* _The request_
Retype all of the data. Every line must match exactly.

Rows from a figure dataset:
^^^^^^^^

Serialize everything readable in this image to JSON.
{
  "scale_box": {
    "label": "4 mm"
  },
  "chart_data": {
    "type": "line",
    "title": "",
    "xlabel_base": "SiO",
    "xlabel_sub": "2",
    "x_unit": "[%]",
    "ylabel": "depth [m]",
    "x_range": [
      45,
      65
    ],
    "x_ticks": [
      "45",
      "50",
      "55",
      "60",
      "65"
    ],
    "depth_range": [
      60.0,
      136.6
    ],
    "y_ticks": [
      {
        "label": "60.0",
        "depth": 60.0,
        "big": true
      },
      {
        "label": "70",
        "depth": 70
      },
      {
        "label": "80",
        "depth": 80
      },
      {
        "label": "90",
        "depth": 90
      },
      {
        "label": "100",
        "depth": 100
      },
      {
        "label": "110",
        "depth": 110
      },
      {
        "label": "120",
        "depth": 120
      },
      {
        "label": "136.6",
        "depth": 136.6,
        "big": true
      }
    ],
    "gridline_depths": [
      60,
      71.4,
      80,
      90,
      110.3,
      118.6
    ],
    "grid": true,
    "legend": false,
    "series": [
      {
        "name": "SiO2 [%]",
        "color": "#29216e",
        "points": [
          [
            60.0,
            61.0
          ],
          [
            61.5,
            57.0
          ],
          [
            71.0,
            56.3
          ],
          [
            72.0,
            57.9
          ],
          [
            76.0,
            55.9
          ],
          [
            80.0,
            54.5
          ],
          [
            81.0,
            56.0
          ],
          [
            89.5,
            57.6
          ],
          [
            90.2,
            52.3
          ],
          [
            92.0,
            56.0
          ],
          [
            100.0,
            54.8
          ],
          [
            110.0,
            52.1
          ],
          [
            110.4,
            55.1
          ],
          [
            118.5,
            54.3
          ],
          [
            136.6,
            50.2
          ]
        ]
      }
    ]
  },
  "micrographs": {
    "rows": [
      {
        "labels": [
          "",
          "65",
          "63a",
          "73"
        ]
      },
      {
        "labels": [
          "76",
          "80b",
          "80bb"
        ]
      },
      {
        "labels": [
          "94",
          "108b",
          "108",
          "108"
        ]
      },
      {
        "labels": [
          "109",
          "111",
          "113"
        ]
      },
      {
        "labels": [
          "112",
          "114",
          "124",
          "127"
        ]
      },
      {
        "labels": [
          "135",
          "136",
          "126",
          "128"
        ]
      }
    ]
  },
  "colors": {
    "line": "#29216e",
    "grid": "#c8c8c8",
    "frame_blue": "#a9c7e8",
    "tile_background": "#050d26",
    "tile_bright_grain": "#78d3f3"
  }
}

^^^^^^^^

* _Reply_
Serialize everything readable in this image to JSON.
{
  "scale_box": {
    "label": "4 mm"
  },
  "chart_data": {
    "type": "line",
    "title": "",
    "xlabel_base": "SiO",
    "xlabel_sub": "2",
    "x_unit": "[%]",
    "ylabel": "depth [m]",
    "x_range": [
      45,
      65
    ],
    "x_ticks": [
      "45",
      "50",
      "55",
      "60",
      "65"
    ],
    "depth_range": [
      60.0,
      136.6
    ],
    "y_ticks": [
      {
        "label": "60.0",
        "depth": 60.0,
        "big": true
      },
      {
        "label": "70",
        "depth": 70
      },
      {
        "label": "80",
        "depth": 80
      },
      {
        "label": "90",
        "depth": 90
      },
      {
        "label": "100",
        "depth": 100
      },
      {
        "label": "110",
        "depth": 110
      },
      {
        "label": "120",
        "depth": 120
      },
      {
        "label": "136.6",
        "depth": 136.6,
        "big": true
      }
    ],
    "gridline_depths": [
      60,
      71.4,
      80,
      90,
      110.3,
      118.6
    ],
    "grid": true,
    "legend": false,
    "series": [
      {
        "name": "SiO2 [%]",
        "color": "#29216e",
        "points": [
          [
            60.0,
            61.0
          ],
          [
            61.5,
            57.0
          ],
          [
            71.0,
            56.3
          ],
          [
            72.0,
            57.9
          ],
          [
            76.0,
            55.9
          ],
          [
            80.0,
            54.5
          ],
          [
            81.0,
            56.0
          ],
          [
            89.5,
            57.6
          ],
          [
            90.2,
            52.3
          ],
          [
            92.0,
            56.0
          ],
          [
            100.0,
            54.8
          ],
          [
            110.0,
            52.1
          ],
          [
            110.4,
            55.1
          ],
          [
            118.5,
            54.3
          ],
          [
            136.6,
            50.2
          ]
        ]
      }
    ]
  },
  "micrographs": {
    "rows": [
      {
        "labels": [
          "",
          "65",
          "63a",
          "73"
        ]
      },
      {
        "labels": [
          "76",
          "80b",
          "80bb"
        ]
      },
      {
        "labels": [
          "94",
          "108b",
          "108",
          "108"
        ]
      },
      {
        "labels": [
          "109",
          "111",
          "113"
        ]
      },
      {
        "labels": [
          "112",
          "114",
          "124",
          "127"
        ]
      },
      {
        "labels": [
          "135",
          "136",
          "126",
          "128"
        ]
      }
    ]
  },
  "colors": {
    "line": "#29216e",
    "grid": "#c8c8c8",
    "frame_blue": "#a9c7e8",
    "tile_background": "#050d26",
    "tile_bright_grain": "#78d3f3"
  }
}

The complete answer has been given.